→ PASSAGE:
The execution, delivery and performance of this Agreement by each member of the JDL Group does not and will not (i) violate or conflict with any law, rule, regulation, order, judgment or decree applicable to it, or (ii) result in any breach or violation of or constitute a default (or an event which with notice or lapse of time or both could become a default) under or pursuant to, or result in the loss of a material benefit under, or give any right of termination, amendment, acceleration or cancellation of, any organizational document, agreement, contract, commitment, understanding or arrangement to which such member is a party or by which it is bound.

3.

Definitions. For purposes of this Agreement:

(a)

The terms “Affiliate” and “Associate” have the respective meanings set forth in Rule 12b-2 promulgated by the SEC under the Securities Exchange Act of 1934, as amended (the “Exchange Act”); the terms “beneficial owner” and “beneficial ownership” shall have the respective meanings as set forth in Rule 13d-3 promulgated by the SEC under the Exchange Act; and the terms “person” or “persons” shall mean any individual, corporation (including not-for-profit), general or limited partnership, limited liability company, joint venture, estate, trust, association, organization or other entity of any kind or nature.

(b)

“Board” means the Board of Directors of the Company.

(c)

“Common Stock” means the Common Stock of the Company, $.01 par value.

(d)

→ SHORT TASK 1: What par value does the agreement excerpt give for the Company's Common Stock?
→ SHORT TASK 2: From the agreement excerpt, output the passage starting at "Definitions. For purposes" and ending at "kind or nature.", word for word.
Rely on the agreement excerpt alone, without outside knowledge.

→ INFORMATION GIVEN:
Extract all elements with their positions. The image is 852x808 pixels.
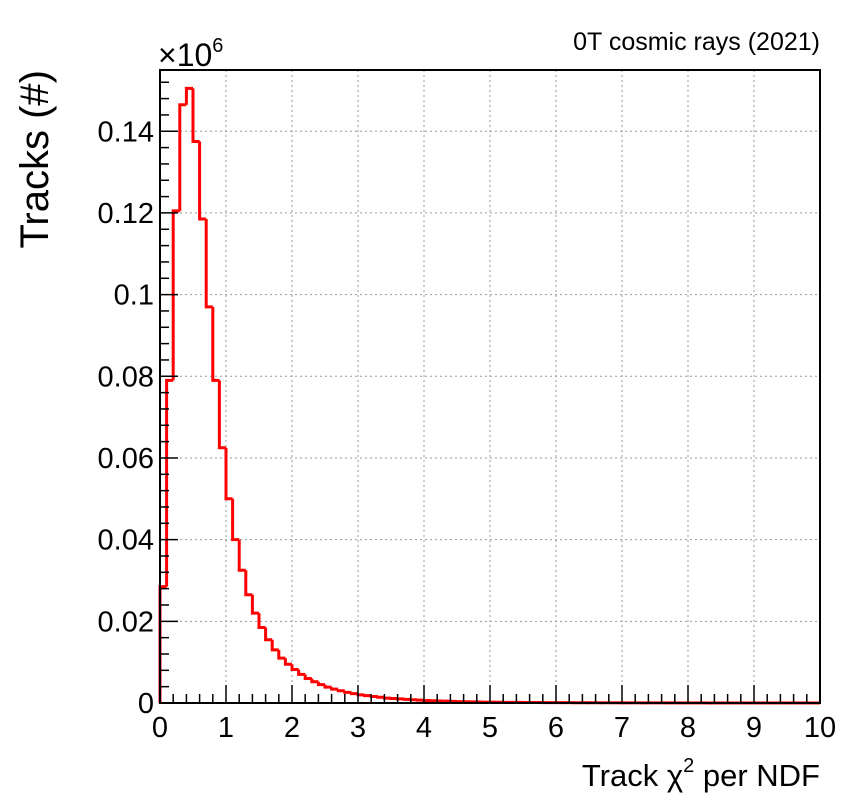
x-tick-label: 1 [218,712,234,744]
histogram-bin [310,678,319,684]
histogram-bin [343,690,352,694]
histogram-bin [330,687,339,691]
y-tick-label: 0.14 [98,116,154,148]
grid-layer [160,70,820,703]
x-tick-label: 5 [482,712,498,744]
y-multiplier-exponent: 6 [212,35,223,57]
x-tick-label: 4 [416,712,432,744]
histogram-bin [224,447,233,501]
y-tick-label: 0.04 [98,525,154,557]
histogram-bin [237,539,246,572]
histogram-bin [198,141,207,221]
histogram-bin [336,689,345,693]
x-axis-title-pre: Track χ [582,758,683,793]
histogram-bin [264,627,273,642]
histogram-bin [297,669,306,676]
histogram-bin [363,694,372,698]
tick-label-layer: 0 1 2 3 4 5 6 7 8 9 10 0 0.02 0.04 0.06 0.08 0.1 0.12 0.14 [98,116,837,744]
histogram-bin [283,658,292,666]
x-tick-label: 9 [746,712,762,744]
histogram-bin [290,664,299,672]
histogram-bin [316,681,325,687]
y-multiplier-base: ×10 [158,37,212,73]
y-tick-label: 0.1 [114,280,154,312]
histogram-bin [178,103,187,211]
x-tick-label: 8 [680,712,696,744]
y-axis-title: Tracks (#) [13,70,57,249]
x-axis-title-sup: 2 [683,755,694,777]
x-tick-label: 2 [284,712,300,744]
histogram-bin [250,594,259,615]
histogram-bin [171,209,180,381]
y-tick-label: 0.08 [98,361,154,393]
y-tick-label: 0.06 [98,443,154,475]
chart-title: 0T cosmic rays (2021) [573,28,820,56]
x-tick-label: 7 [614,712,630,744]
x-tick-label: 6 [548,712,564,744]
histogram-bin [349,692,358,696]
histogram-bin [257,613,266,629]
histogram-bin [369,694,378,698]
histogram-bin [217,380,226,450]
x-tick-label: 10 [804,712,836,744]
y-multiplier: ×106 [158,35,223,73]
histogram-bin [382,696,391,700]
histogram-bin [191,88,200,143]
histogram-bin [204,219,213,309]
histogram-bin [184,86,193,105]
y-tick-label: 0.12 [98,198,154,230]
histogram-bin [231,498,240,542]
y-tick-label: 0 [138,688,154,720]
histogram-bin [165,378,174,587]
histogram-bin [356,693,365,697]
histogram-bin [376,695,385,699]
histogram-bin [303,674,312,680]
y-tick-label: 0.02 [98,606,154,638]
histogram-bin [211,306,220,382]
histogram-bin [323,684,332,689]
histogram-bin [244,570,253,597]
x-tick-label: 0 [152,712,168,744]
x-axis-title: Track χ2 per NDF [582,755,820,793]
tick-layer [159,81,821,704]
x-tick-label: 3 [350,712,366,744]
histogram-bin [277,649,286,660]
histogram-bin [270,639,279,652]
x-axis-title-post: per NDF [694,758,820,793]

→ EXERCISE SOLUTION 1: $.01

→ EXERCISE SOLUTION 2:
Definitions. For purposes of this Agreement:

(a)

The terms “Affiliate” and “Associate” have the respective meanings set forth in Rule 12b-2 promulgated by the SEC under the Securities Exchange Act of 1934, as amended (the “Exchange Act”); the terms “beneficial owner” and “beneficial ownership” shall have the respective meanings as set forth in Rule 13d-3 promulgated by the SEC under the Exchange Act; and the terms “person” or “persons” shall mean any individual, corporation (including not-for-profit), general or limited partnership, limited liability company, joint venture, estate, trust, association, organization or other entity of any kind or nature.